__STATED GOAL 1__
Reproduce the part of the forum thread from "The funny thing" to "footage... So yeah..." without any changes.
__STATED GOAL 2__
In the forum thread, how long does the reply to poliwag0 say the stream was?
__STATED GOAL 3__
Translate this sentence from the forum thread into Spanish: "Well I wanted to see Kyogre in a 3D environment outside of Sootopolis."

__TEXT PROVIDED__

<<<<

I just hope that this game is 3D everywhere, and not just battles.


----------



## Javocado

Trick House in 3D omg


----------



## TheWonky

Omg Jav, you genius ;o


----------



## kite

poliwag0 said:


> The stream was 5 seconds long? LOL!!!!



No, the reveal itself was quite short. The stream was over an hour long.


----------



## Boidoh

The funny thing is that you had to wait through some Japanese thing, to watch a "40 second teaser", but from that 40 seconds there was only about 5 seconds of real footage, of which is a near similar event happening meaning that there was only about 2 or 3 seconds of meaningful footage... So yeah...


----------



## TheWonky

None of it was meaningful..


----------



## Boidoh

Well I wanted to see Kyogre in a 3D environment outside of Sootopolis.


----------



## RhinoK

Why isn't Groudon drowning I mean he had to cling onto a rock when clashing with Kyogre


----------



## Jake

Boidoh said:


> I just hope that this game is 3D everywhere, and not just battles.



Not gonna happen.

In the first reveal trailer, in the bottom left corner it says "game in 2D, some parts playable in 3D" which virtually confirms it'll be the same as X&Y - over world in 2D, battles in 3D


----------



## Shirohibiki

RhinoK said:


> Why isn't Groudon drowning I mean he had to cling onto a rock when clashing with Kyogre



im glad someone else is talking about GROUDON B_EING IN THE WATER_
(im nitpicking oh well)

- - - Post Merge - - -



Javocado said:


> Trick House in 3D omg



also this is maddeningly genius get out


----------



## Gingersnap

If they don't bring contests back I'm going to want a refund...
after I play the game of course.


----------



## Shirohibiki

Gingersnap said:


> If they don't bring contests back I'm going to want a refund...
> after I play the game of course.



OMFG same
well. i think that would be pokemon amie for me. id be so mortified if they just left it out.


----------



## poliwag0

I never played ruby and sapphire. Should I play them before I get the remake?


----------



## RhinoK

Ugh I'm so stuck between getting Omega Ruby and Alpha Sapphire

Everyone seems to be getting Alpha Sapphire but it makes me confused, like why???? Is it because of the type advantage???? Isn't it ironic that the original Ruby beat the original Sapphire in terms of sales and Alpha Sapphire seems to be the game everyone is choosing instead(let's not discuss the meaning of ironic)??

>>>>

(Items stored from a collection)
<<<<

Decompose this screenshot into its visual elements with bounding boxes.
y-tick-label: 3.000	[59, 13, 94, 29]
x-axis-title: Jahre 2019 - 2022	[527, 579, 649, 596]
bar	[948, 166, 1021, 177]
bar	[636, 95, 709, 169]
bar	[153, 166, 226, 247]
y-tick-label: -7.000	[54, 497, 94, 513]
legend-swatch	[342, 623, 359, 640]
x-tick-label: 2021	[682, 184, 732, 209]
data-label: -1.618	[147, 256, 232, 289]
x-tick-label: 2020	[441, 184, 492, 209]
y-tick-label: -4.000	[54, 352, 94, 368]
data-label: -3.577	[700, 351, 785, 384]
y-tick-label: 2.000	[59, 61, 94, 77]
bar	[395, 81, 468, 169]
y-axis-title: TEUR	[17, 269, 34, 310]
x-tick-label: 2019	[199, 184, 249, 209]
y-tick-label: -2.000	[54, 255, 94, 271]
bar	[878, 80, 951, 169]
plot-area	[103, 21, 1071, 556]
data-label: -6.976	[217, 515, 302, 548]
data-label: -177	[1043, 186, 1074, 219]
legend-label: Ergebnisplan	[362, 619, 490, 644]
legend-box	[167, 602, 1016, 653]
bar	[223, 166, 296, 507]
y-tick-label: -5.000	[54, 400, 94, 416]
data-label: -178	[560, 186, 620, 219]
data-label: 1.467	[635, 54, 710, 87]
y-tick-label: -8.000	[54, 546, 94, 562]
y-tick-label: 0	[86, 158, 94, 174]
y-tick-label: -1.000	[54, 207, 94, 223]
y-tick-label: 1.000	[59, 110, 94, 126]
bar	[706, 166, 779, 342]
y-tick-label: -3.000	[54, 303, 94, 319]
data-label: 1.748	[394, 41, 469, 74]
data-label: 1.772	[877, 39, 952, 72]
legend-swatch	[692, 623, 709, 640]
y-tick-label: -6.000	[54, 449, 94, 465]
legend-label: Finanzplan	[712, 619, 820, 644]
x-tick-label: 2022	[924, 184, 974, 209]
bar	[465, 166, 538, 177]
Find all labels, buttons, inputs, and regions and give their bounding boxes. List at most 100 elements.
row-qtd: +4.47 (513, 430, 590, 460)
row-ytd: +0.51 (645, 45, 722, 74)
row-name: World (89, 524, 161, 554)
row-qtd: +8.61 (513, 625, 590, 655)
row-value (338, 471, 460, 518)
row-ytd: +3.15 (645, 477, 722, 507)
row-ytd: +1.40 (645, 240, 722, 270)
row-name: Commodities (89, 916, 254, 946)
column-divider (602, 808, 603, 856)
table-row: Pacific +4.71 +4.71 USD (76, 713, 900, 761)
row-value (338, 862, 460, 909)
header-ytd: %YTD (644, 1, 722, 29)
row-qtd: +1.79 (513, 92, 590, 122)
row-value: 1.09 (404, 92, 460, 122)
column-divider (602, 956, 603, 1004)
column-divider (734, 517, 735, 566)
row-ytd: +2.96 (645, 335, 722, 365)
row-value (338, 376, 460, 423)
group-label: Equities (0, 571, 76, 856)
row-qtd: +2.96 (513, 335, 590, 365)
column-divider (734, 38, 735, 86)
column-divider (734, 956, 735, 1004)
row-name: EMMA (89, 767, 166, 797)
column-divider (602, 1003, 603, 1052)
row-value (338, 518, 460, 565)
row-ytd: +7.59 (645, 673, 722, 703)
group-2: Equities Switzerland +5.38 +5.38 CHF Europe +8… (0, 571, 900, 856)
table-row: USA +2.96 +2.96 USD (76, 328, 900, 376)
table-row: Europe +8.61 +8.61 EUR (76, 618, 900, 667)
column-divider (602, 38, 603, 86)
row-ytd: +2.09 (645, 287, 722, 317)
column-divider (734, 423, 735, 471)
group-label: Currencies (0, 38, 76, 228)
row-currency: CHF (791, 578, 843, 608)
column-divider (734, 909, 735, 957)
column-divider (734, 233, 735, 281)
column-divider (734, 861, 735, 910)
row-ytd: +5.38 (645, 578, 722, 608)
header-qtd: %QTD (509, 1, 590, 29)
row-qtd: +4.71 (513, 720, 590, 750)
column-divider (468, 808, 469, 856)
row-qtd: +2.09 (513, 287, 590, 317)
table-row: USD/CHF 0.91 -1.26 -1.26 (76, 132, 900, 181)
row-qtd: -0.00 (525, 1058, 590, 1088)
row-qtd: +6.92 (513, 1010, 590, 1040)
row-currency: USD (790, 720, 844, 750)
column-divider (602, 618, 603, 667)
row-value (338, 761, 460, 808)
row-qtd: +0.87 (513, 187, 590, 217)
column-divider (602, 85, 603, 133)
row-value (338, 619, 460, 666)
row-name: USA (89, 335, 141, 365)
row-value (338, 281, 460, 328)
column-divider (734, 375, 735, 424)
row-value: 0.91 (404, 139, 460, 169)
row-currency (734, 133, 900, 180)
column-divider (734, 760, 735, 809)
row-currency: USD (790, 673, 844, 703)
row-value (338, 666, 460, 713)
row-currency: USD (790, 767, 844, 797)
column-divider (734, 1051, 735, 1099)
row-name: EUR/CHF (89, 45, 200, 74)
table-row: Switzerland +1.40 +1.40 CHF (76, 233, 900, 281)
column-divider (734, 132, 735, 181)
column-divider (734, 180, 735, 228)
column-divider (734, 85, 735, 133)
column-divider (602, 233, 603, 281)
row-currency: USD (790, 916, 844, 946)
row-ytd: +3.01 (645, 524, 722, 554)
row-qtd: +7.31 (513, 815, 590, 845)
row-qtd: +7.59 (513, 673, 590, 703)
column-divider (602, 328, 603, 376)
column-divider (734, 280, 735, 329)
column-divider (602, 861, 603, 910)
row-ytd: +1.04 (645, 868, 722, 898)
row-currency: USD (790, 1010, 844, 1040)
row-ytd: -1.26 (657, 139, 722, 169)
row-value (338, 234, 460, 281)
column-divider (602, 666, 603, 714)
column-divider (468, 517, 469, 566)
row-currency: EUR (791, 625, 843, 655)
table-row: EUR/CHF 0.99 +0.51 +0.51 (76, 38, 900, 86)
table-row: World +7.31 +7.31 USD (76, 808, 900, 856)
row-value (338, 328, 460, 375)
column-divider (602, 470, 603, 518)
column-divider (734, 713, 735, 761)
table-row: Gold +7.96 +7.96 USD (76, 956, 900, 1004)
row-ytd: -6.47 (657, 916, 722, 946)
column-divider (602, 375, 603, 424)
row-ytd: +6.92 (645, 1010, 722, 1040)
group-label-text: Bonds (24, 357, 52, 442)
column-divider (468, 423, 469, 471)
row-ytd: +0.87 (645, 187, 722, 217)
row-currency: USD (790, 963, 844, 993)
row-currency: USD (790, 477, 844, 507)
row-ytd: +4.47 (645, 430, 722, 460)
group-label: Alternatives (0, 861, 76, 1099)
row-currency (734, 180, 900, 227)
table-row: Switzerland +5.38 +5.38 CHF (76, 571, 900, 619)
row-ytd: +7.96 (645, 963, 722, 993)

>>>>

__RESPONSE 1__
The funny thing is that you had to wait through some Japanese thing, to watch a "40 second teaser", but from that 40 seconds there was only about 5 seconds of real footage, of which is a near similar event happening meaning that there was only about 2 or 3 seconds of meaningful footage... So yeah...

__RESPONSE 2__
The stream was over an hour long.

__RESPONSE 3__
Bueno, yo quería ver a Kyogre en un entorno 3D fuera de Sootopolis.